Stated goal:
Write out the data again exactly, skipping every picture.

Given data:
-*-

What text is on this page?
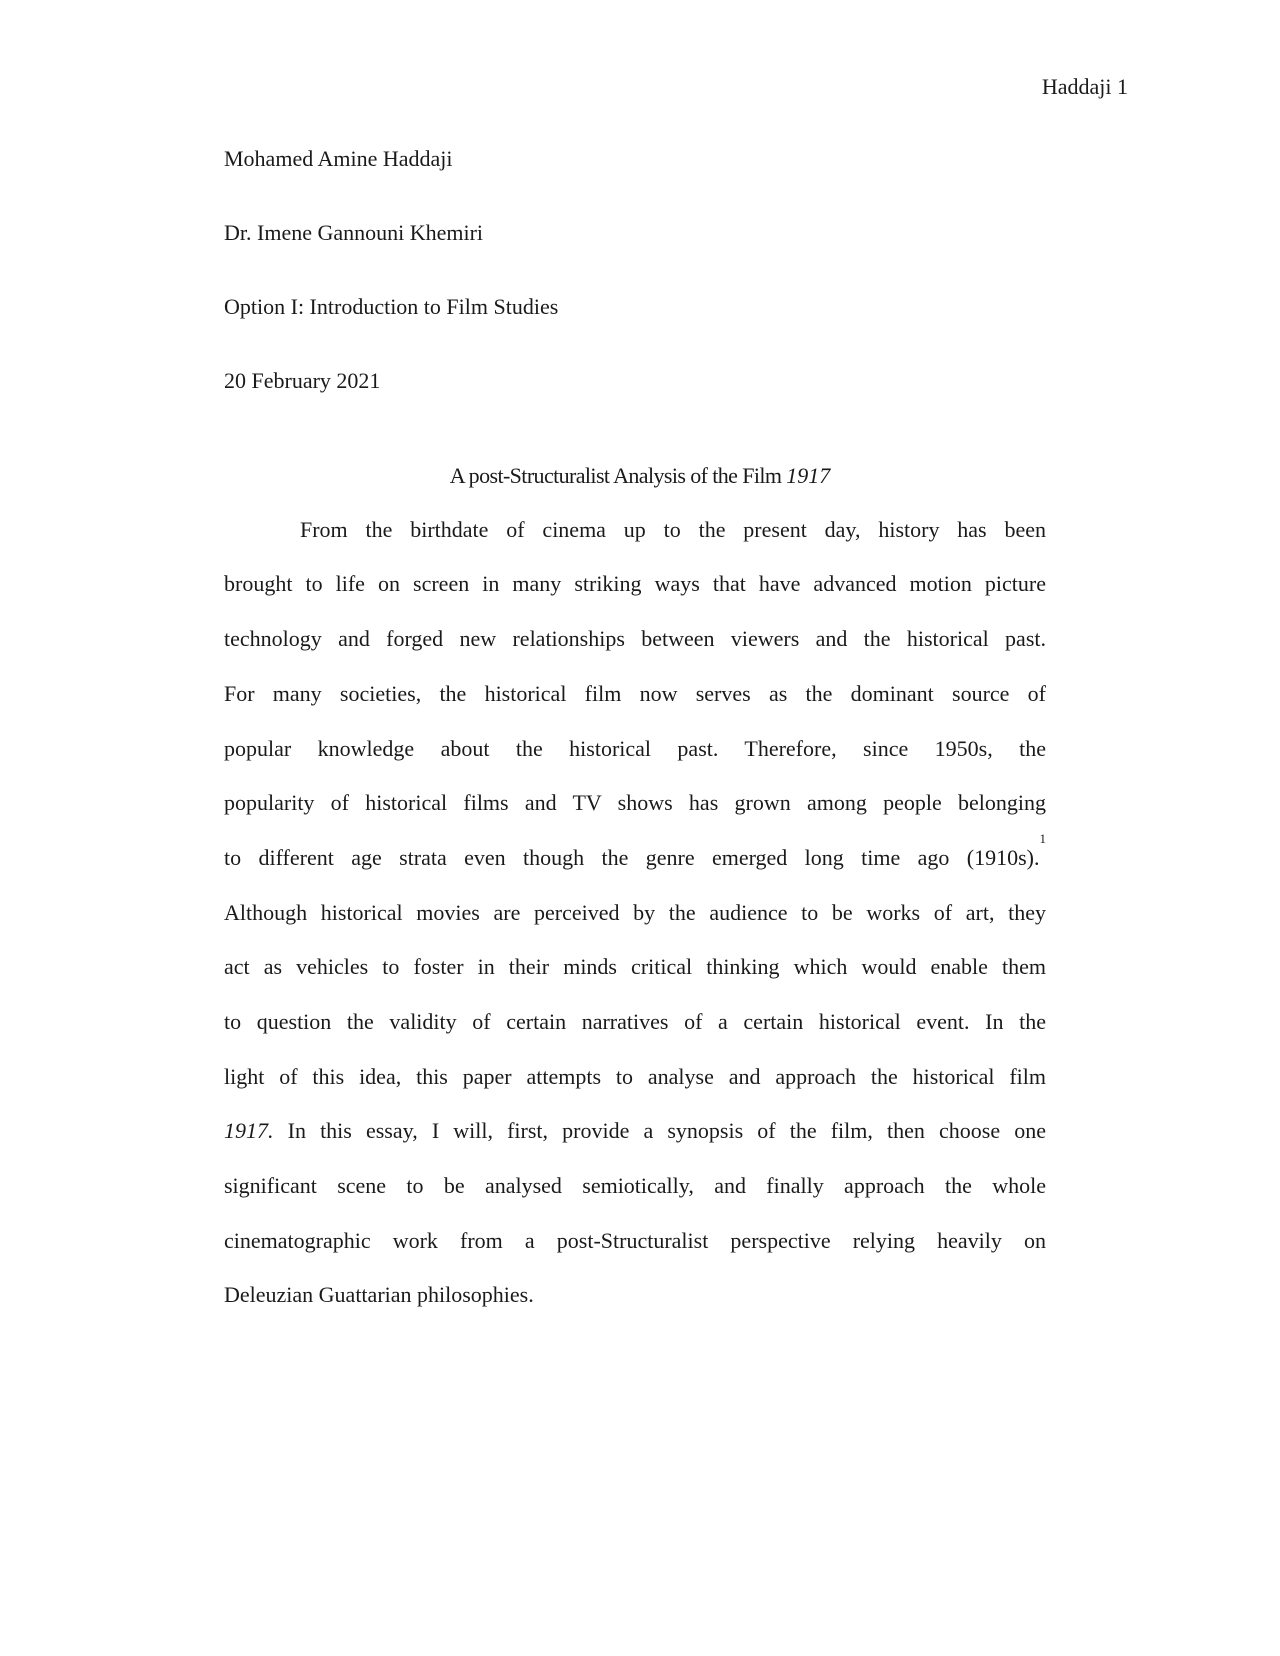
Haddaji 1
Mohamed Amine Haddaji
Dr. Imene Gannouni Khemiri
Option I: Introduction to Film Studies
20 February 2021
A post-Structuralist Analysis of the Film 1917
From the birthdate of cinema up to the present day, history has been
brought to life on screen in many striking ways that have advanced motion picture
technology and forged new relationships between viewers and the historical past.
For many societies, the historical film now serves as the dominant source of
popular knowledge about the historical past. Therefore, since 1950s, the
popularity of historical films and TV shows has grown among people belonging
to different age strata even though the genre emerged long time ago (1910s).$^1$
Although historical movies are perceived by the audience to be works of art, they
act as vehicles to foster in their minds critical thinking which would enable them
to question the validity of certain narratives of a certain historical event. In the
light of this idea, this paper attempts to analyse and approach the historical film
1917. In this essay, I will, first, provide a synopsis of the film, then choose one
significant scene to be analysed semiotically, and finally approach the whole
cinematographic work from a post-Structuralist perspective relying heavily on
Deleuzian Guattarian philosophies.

-*-

Output below:
What text is on this page?
Haddaji 1
Mohamed Amine Haddaji
Dr. Imene Gannouni Khemiri
Option I: Introduction to Film Studies
20 February 2021
A post-Structuralist Analysis of the Film 1917
From the birthdate of cinema up to the present day, history has been
brought to life on screen in many striking ways that have advanced motion picture
technology and forged new relationships between viewers and the historical past.
For many societies, the historical film now serves as the dominant source of
popular knowledge about the historical past. Therefore, since 1950s, the
popularity of historical films and TV shows has grown among people belonging
to different age strata even though the genre emerged long time ago (1910s).$^1$
Although historical movies are perceived by the audience to be works of art, they
act as vehicles to foster in their minds critical thinking which would enable them
to question the validity of certain narratives of a certain historical event. In the
light of this idea, this paper attempts to analyse and approach the historical film
1917. In this essay, I will, first, provide a synopsis of the film, then choose one
significant scene to be analysed semiotically, and finally approach the whole
cinematographic work from a post-Structuralist perspective relying heavily on
Deleuzian Guattarian philosophies.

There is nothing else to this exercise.